● **Selected extract**
Every morning after I wake up I take two tablets, two supplements and two spoonfuls of the most disgusting medicine I’ve ever tasted. The ritual is over a year old now, but it makes up for the eight years I spent struggling with various mental health problems.
Those eight years, medication was never discussed or considered. It wasn’t until last year, when I had dug myself in such a deep hole that I was desperate for any form of help, did my doctor ask me if I wanted to try medication.
Medication did not cure me, but it damn sure helped me through a lot. Finally, my mood was steady enough that I was able to see through the woods and realise how I could work on bettering myself.
I had the ability to focus on other things than myself and my fears, and I was no longer in an endless cycle of bouts of lucid energy, crashes and self-destruction.
Medication did not solve the way I looked at myself or the way I was convinced the world saw me. I was still going to have cycles of self-hate and I was still going to jokingly-unjokingly joke about wanting to die.
However, it’s what got me out of my house and what gave me the strength to go and do the things I loved again. I’m writing, filming, enjoying university. I eat regular meals and go out with friends.
Mental disorders don’t rule me anymore, and I’ve found out I am more than just the fear that used to grip me every day of my life.
Though it has helped me immensely, the people around me have not always seen it this way. Mental health is a tricky subject to talk openly about, and medication is a different ballpark altogether. I’ve noticed on my journey that talking openly about my SSRI’s can make people uncomfortable.
Even my family, who have been with me through my mental health issues since I was about twelve years old, have never actually said ‘antidepressant medication’ out loud. Instead, they refer to my ‘regular’ meds for my physical health, and my ‘other’ meds for my mental health. It’s as if the people around me are not willing to admit that I’m taking them.

● **What you need to do**
1 - Could you repeat the passage of the medication essay from "Those eight years, medication" up to and including "on bettering myself."?
2 - What activities does the medication essay say the writer now does again, right after mentioning the strength to go and do the things they loved?
None of the stored data is needed here.

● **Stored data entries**
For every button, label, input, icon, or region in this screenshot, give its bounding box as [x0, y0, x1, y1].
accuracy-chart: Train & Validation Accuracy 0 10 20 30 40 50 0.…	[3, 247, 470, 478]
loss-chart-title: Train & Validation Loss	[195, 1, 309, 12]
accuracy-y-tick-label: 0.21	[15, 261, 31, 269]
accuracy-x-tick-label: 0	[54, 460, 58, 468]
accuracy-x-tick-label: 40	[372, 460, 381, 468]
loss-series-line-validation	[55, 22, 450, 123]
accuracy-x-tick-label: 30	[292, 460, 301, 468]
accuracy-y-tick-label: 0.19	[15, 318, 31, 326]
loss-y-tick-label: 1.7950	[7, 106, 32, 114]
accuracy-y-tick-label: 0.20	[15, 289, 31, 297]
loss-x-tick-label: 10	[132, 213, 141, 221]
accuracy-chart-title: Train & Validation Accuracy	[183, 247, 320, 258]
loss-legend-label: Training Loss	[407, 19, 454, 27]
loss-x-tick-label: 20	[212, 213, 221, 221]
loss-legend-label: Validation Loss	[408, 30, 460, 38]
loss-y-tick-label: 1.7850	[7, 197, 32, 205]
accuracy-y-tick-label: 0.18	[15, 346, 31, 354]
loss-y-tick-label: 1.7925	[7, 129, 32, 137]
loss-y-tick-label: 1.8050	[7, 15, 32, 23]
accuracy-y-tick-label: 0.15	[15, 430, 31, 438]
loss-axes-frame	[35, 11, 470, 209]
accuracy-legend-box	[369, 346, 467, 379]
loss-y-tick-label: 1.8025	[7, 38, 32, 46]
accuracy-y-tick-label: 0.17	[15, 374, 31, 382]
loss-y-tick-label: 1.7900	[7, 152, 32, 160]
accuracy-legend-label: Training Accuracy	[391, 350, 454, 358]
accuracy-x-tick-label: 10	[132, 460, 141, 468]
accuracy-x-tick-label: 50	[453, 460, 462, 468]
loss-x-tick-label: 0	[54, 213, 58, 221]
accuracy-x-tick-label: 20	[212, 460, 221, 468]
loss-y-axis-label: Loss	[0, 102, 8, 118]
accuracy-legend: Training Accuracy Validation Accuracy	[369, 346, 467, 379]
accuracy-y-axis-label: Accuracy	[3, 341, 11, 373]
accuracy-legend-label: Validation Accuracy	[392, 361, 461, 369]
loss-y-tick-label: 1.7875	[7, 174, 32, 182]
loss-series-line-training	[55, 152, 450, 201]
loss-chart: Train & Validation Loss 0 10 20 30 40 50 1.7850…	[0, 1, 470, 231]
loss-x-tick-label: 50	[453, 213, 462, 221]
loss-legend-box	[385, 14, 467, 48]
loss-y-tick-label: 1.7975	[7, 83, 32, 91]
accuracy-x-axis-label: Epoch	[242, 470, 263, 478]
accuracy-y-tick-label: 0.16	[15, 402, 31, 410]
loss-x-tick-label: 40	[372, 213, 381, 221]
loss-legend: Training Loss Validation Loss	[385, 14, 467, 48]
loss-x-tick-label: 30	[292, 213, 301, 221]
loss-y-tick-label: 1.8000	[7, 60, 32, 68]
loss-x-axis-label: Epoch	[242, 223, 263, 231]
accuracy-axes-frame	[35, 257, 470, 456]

● **Solutions per task**
1 -
Those eight years, medication was never discussed or considered. It wasn’t until last year, when I had dug myself in such a deep hole that I was desperate for any form of help, did my doctor ask me if I wanted to try medication.
Medication did not cure me, but it damn sure helped me through a lot. Finally, my mood was steady enough that I was able to see through the woods and realise how I could work on bettering myself.

2 -
- Writing
- Filming
- Enjoying university
- Eating regular meals
- Going out with friends